YOUR TASK
Pick out all lines in the listing holding the string "تعريف" and copy them.

Extracted records
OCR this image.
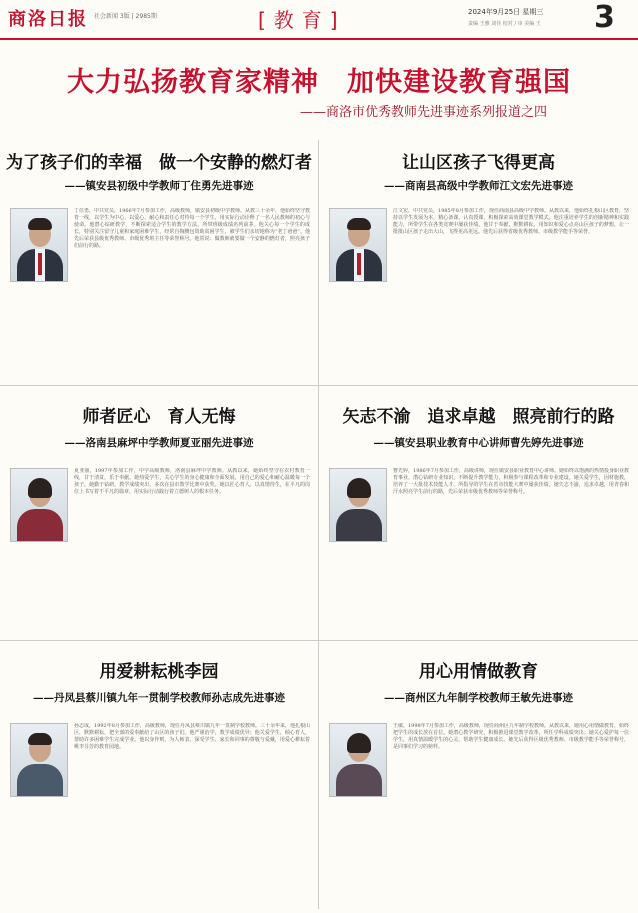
商洛日报 社会新闻 3版 | 2985期	[教育]	2024年9月25日 星期三
责编 王雅 刘佳 校对 / 审 美编 王 3
大力弘扬教育家精神　加快建设教育强国
——商洛市优秀教师先进事迹系列报道之四
为了孩子们的幸福　做一个安静的燃灯者
——镇安县初级中学教师丁住勇先进事迹
丁住勇，中共党员，1966年7月参加工作，高级教师，镇安县初级中学教师。从教三十余年，他始终坚守教育一线，以学生为中心，以爱心、耐心和责任心对待每一个学生，用实际行动诠释了一名人民教师的初心与使命。他潜心钻研教学，不断探索适合学生的教学方法，所带班级成绩名列前茅。他关心每一个学生的成长，特别关注留守儿童和家庭困难学生，经常自掏腰包资助贫困学生，被学生们亲切地称为“老丁爸爸”。他先后荣获县级优秀教师、市级优秀班主任等荣誉称号。他常说：做教师就要做一个安静的燃灯者，照亮孩子们前行的路。
让山区孩子飞得更高
——商南县高级中学教师江文宏先进事迹
江文宏，中共党员，1985年8月参加工作，现任商南县高级中学教师。从教以来，他始终扎根山区教育，坚持以学生发展为本，精心备课，认真授课，积极探索高效课堂教学模式。他注重培养学生的创新精神和实践能力，所带学生在各类竞赛中屡获佳绩。他甘于奉献，默默耕耘，用知识和爱心点亮山区孩子的梦想，让一批批山区孩子走出大山，飞得更高更远。他先后获得省级优秀教师、市级教学能手等荣誉。
师者匠心　育人无悔
——洛南县麻坪中学教师夏亚丽先进事迹
夏亚丽，1997年参加工作，中学高级教师，洛南县麻坪中学教师。从教以来，她始终坚守在农村教育一线，甘于清贫，乐于奉献。她热爱学生，关心学生的身心健康和全面发展，用自己的爱心和耐心温暖每一个孩子。她勤于钻研，教学成绩突出，多次在县市教学比赛中获奖。她以匠心育人，以真情待生，在平凡的岗位上书写着不平凡的篇章，用实际行动践行着立德树人的根本任务。
矢志不渝　追求卓越　照亮前行的路
——镇安县职业教育中心讲师曹先婷先进事迹
曹先婷，1986年7月参加工作，高级讲师，现任镇安县职业教育中心讲师。她始终以饱满的热情投身职业教育事业，潜心钻研专业知识，不断提升教学能力，积极参与课程改革和专业建设。她关爱学生，因材施教，培养了一大批技术技能人才，所指导的学生在省市技能大赛中屡获佳绩。她矢志不渝，追求卓越，用青春和汗水照亮学生前行的路，先后荣获市级优秀教师等荣誉称号。
用爱耕耘桃李园
——丹凤县蔡川镇九年一贯制学校教师孙志成先进事迹
孙志成，1992年8月参加工作，高级教师，现任丹凤县蔡川镇九年一贯制学校教师。三十余年来，他扎根山区，默默耕耘，把全部的爱奉献给了山区的孩子们。他严谨治学，教学成绩优异；他关爱学生，倾心育人，帮助许多困难学生完成学业。他以身作则，为人师表，深受学生、家长和同事的尊敬与爱戴，用爱心耕耘着桃李芬芳的教育园地。
用心用情做教育
——商州区九年制学校教师王敏先进事迹
王敏，1998年7月参加工作，高级教师，现任商州区九年制学校教师。从教以来，她用心用情做教育，始终把学生的成长放在首位。她潜心教学研究，积极推进课堂教学改革，所任学科成绩突出；她关心爱护每一位学生，用真情温暖学生的心灵，帮助学生健康成长。她先后获得区级优秀教师、市级教学能手等荣誉称号，是同事们学习的榜样。
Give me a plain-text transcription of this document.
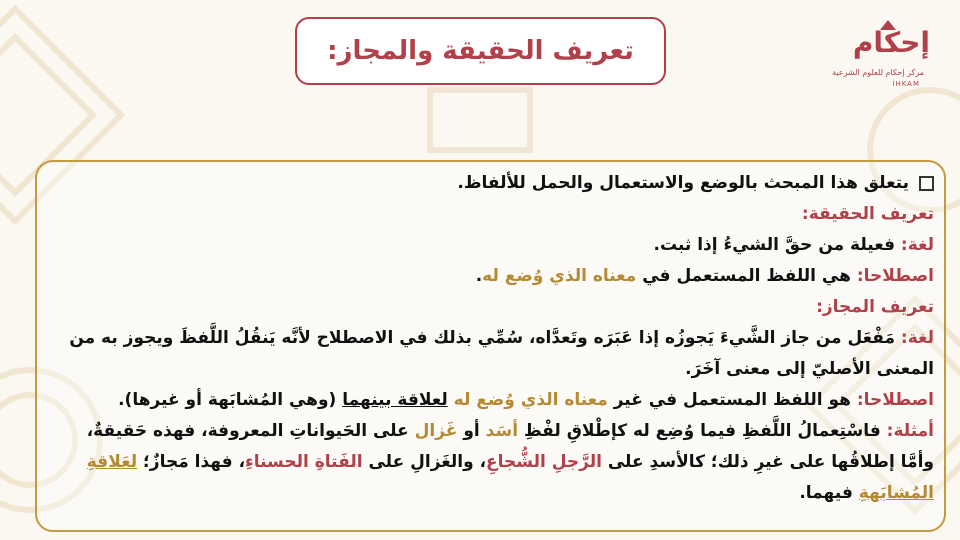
إحكام
مركز إحكام للعلوم الشرعية
IHKAM
تعريف الحقيقة والمجاز:
يتعلق هذا المبحث بالوضع والاستعمال والحمل للألفاظ.
تعريف الحقيقة:
لغة: فعيلة من حقَّ الشيءُ إذا ثبت.
اصطلاحا: هي اللفظ المستعمل في معناه الذي وُضع له.
تعريف المجاز:
لغة: مَفْعَل من جاز الشَّيءَ يَجوزُه إذا عَبَرَه وتَعدَّاه، سُمِّي بذلك في الاصطلاح لأنَّه يَنقُلُ اللَّفظَ ويجوز به من المعنى الأصليّ إلى معنى آخَرَ.
اصطلاحا: هو اللفظ المستعمل في غير معناه الذي وُضع له لعلاقة بينهما (وهي المُشابَهة أو غيرها).
أمثلة: فاسْتِعمالُ اللَّفظِ فيما وُضِع له كإطْلاقِ لفْظِ أسَد أو غَزال على الحَيواناتِ المعروفة، فهذه حَقيقةٌ، وأمَّا إطلاقُها على غيرِ ذلك؛ كالأسدِ على الرَّجلِ الشُّجاعِ، والغَزالِ على الفَتاةِ الحسناءِ، فهذا مَجازٌ؛ لعَلاقةِ المُشابَهةِ فيهما.
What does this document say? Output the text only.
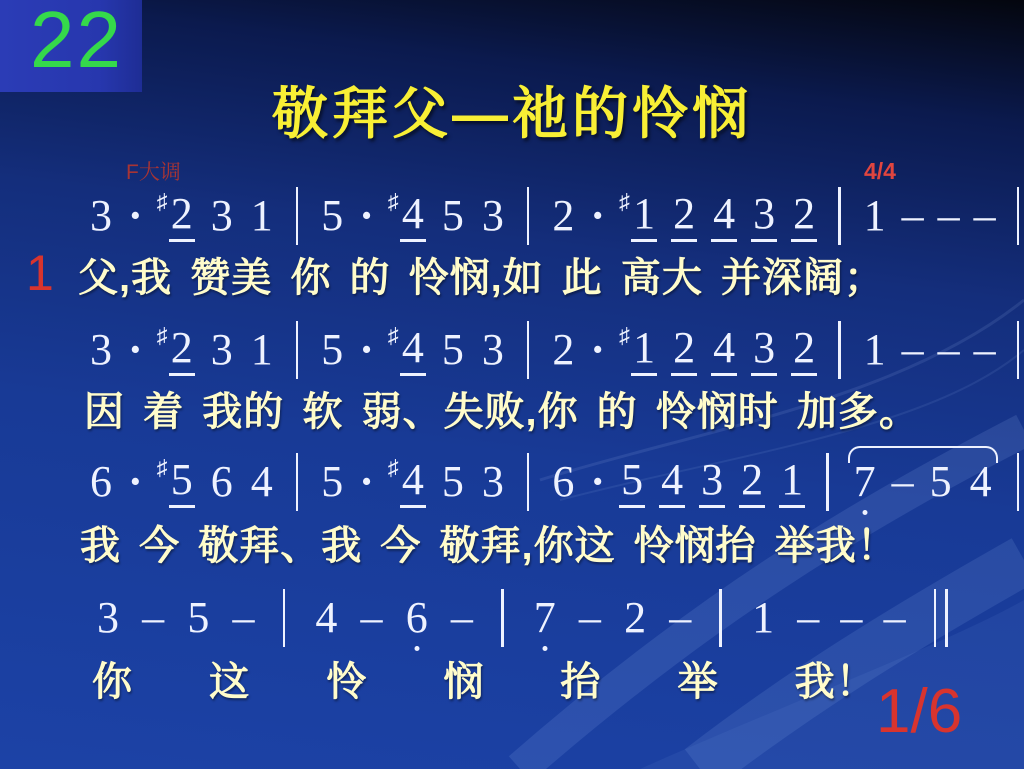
22
敬拜父—祂的怜悯
F大调	4/4
1
3 · ♯ 2 3 1 5 · ♯ 4 5 3 2 · ♯ 1 2 4 3 2 1 – – –
父,我 赞美 你 的 怜悯,如 此 高大 并深阔；
3 · ♯ 2 3 1 5 · ♯ 4 5 3 2 · ♯ 1 2 4 3 2 1 – – –
因 着 我的 软 弱、失败,你 的 怜悯时 加多。
6 · ♯ 5 6 4 5 · ♯ 4 5 3 6 · 5 4 3 2 1 7 – 5 4
我 今 敬拜、我 今 敬拜,你这 怜悯抬 举我！
3 – 5 – 4 – 6 – 7 – 2 – 1 – – –
你 这 怜 悯 抬 举 我！ 1/6
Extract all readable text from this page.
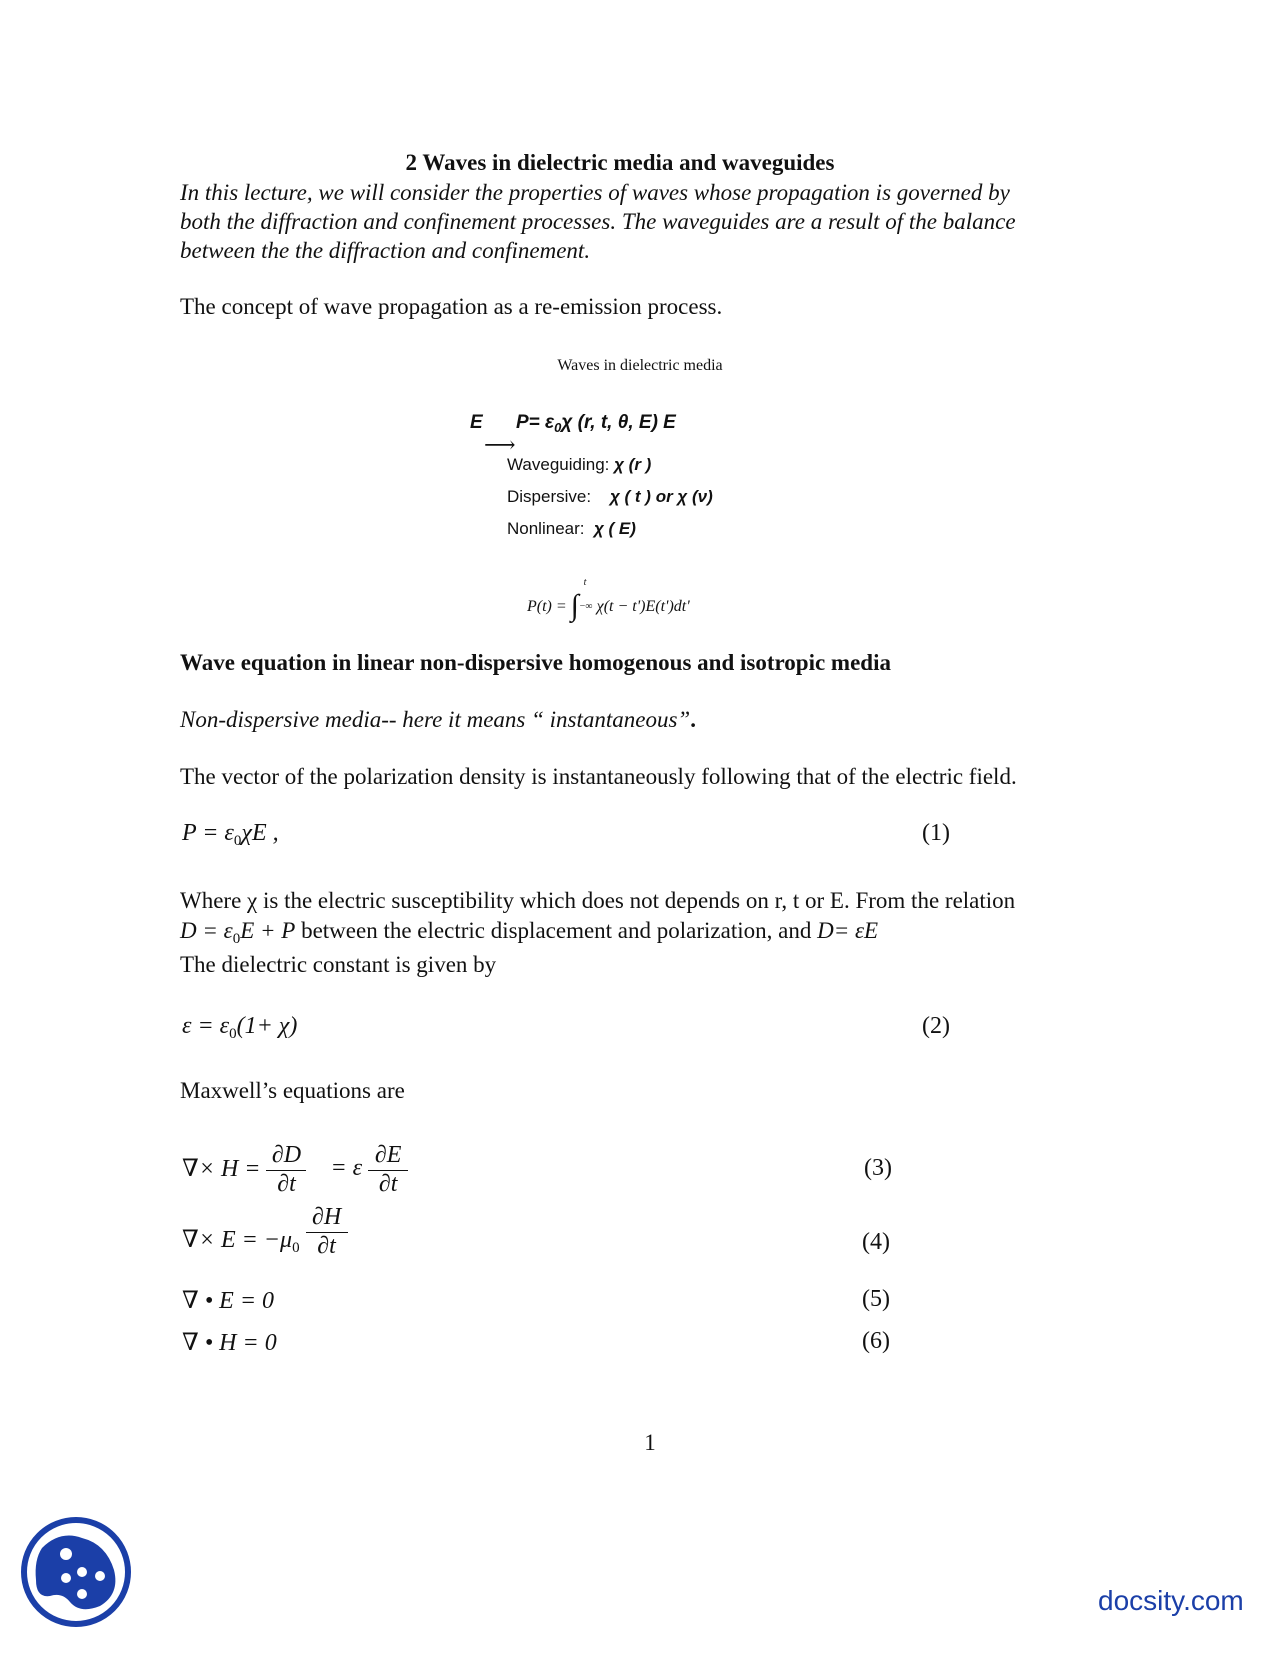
2 Waves in dielectric media and waveguides
In this lecture, we will consider the properties of waves whose propagation is governed by
both the diffraction and confinement processes. The waveguides are a result of the balance
between the the diffraction and confinement.
The concept of wave propagation as a re-emission process.
Waves in dielectric media
E $P= \varepsilon_0\chi$ (r, t, θ, E) E
⟶
Waveguiding: χ (r )
Dispersive: χ ( t ) or χ (ν)
Nonlinear: χ ( E)
P(t) = ∫
t
−∞ χ(t − t')E(t')dt'
Wave equation in linear non-dispersive homogenous and isotropic media
Non-dispersive media-- here it means “ instantaneous”.
The vector of the polarization density is instantaneously following that of the electric field.
$P = \varepsilon_0\chi E$ ,	(1)
Where χ is the electric susceptibility which does not depends on r, t or E. From the relation
$D = \varepsilon_0E + P$ between the electric displacement and polarization, and D= εE
The dielectric constant is given by
$\varepsilon = \varepsilon_0(1+ \chi)$	(2)
Maxwell’s equations are
∇× $H = \frac{\partial D}{\partial t} = \varepsilon \frac{\partial E}{\partial t}$	(3)
∇× $E = -\mu_0 \frac{\partial H}{\partial t}$	(4)
∇ • E = 0	(5)
∇ • H = 0	(6)
1
docsity.com
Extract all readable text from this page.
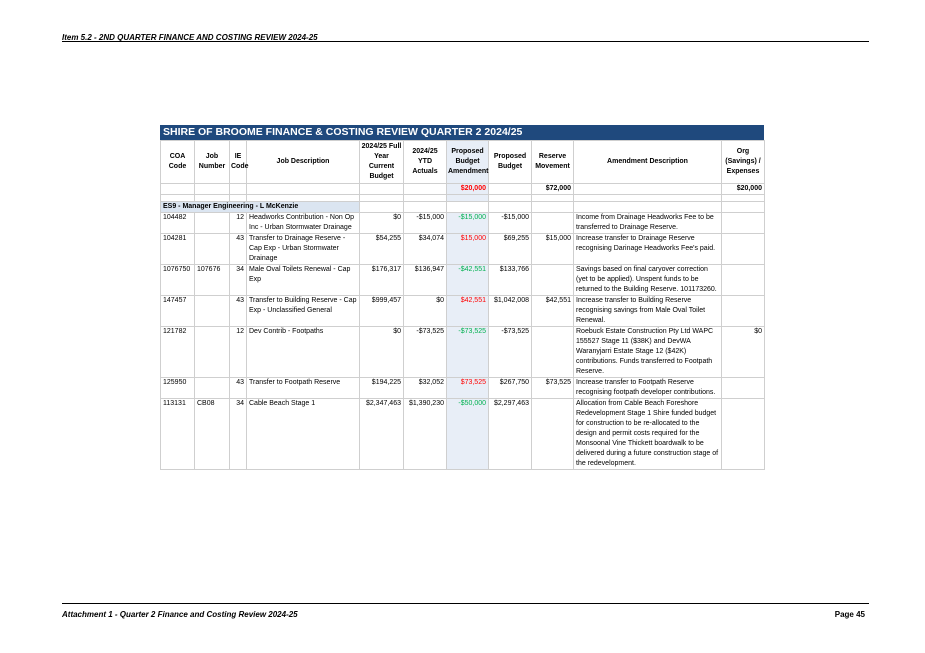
Item 5.2 - 2ND QUARTER FINANCE AND COSTING REVIEW 2024-25
SHIRE OF BROOME FINANCE & COSTING REVIEW QUARTER 2 2024/25
COA Code	Job Number	IE Code	Job Description	2024/25 Full Year Current Budget	2024/25 YTD Actuals	Proposed Budget Amendment	Proposed Budget	Reserve Movement	Amendment Description	Org (Savings) / Expenses
						$20,000		$72,000		$20,000

ES9 - Manager Engineering - L McKenzie										
104482		12	Headworks Contribution - Non Op Inc - Urban Stormwater Drainage	$0	-$15,000	-$15,000	-$15,000		Income from Drainage Headworks Fee to be transferred to Drainage Reserve.	
104281		43	Transfer to Drainage Reserve - Cap Exp - Urban Stormwater Drainage	$54,255	$34,074	$15,000	$69,255	$15,000	Increase transfer to Drainage Reserve recognising Darinage Headworks Fee's paid.	
1076750	107676	34	Male Oval Toilets Renewal - Cap Exp	$176,317	$136,947	-$42,551	$133,766		Savings based on final caryover correction (yet to be applied). Unspent funds to be returned to the Building Reserve. 101173260.	
147457		43	Transfer to Building Reserve - Cap Exp - Unclassified General	$999,457	$0	$42,551	$1,042,008	$42,551	Increase transfer to Building Reserve recognising savings from Male Oval Toilet Renewal.	
121782		12	Dev Contrib - Footpaths	$0	-$73,525	-$73,525	-$73,525		Roebuck Estate Construction Pty Ltd WAPC 155527 Stage 11 ($38K) and DevWA Waranyjarri Estate Stage 12 ($42K) contributions. Funds transferred to Footpath Reserve.	$0
125950		43	Transfer to Footpath Reserve	$194,225	$32,052	$73,525	$267,750	$73,525	Increase transfer to Footpath Reserve recognising footpath developer contributions.	
113131	CB08	34	Cable Beach Stage 1	$2,347,463	$1,390,230	-$50,000	$2,297,463		Allocation from Cable Beach Foreshore Redevelopment Stage 1 Shire funded budget for construction to be re-allocated to the design and permit costs required for the Monsoonal Vine Thickett boardwalk to be delivered during a future construction stage of the redevelopment.	
Attachment 1 - Quarter 2 Finance and Costing Review 2024-25	Page 45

CORRECT RESULT
تعريف الحقيقة والمجاز:
تعريف الحقيقة:
تعريف المجاز:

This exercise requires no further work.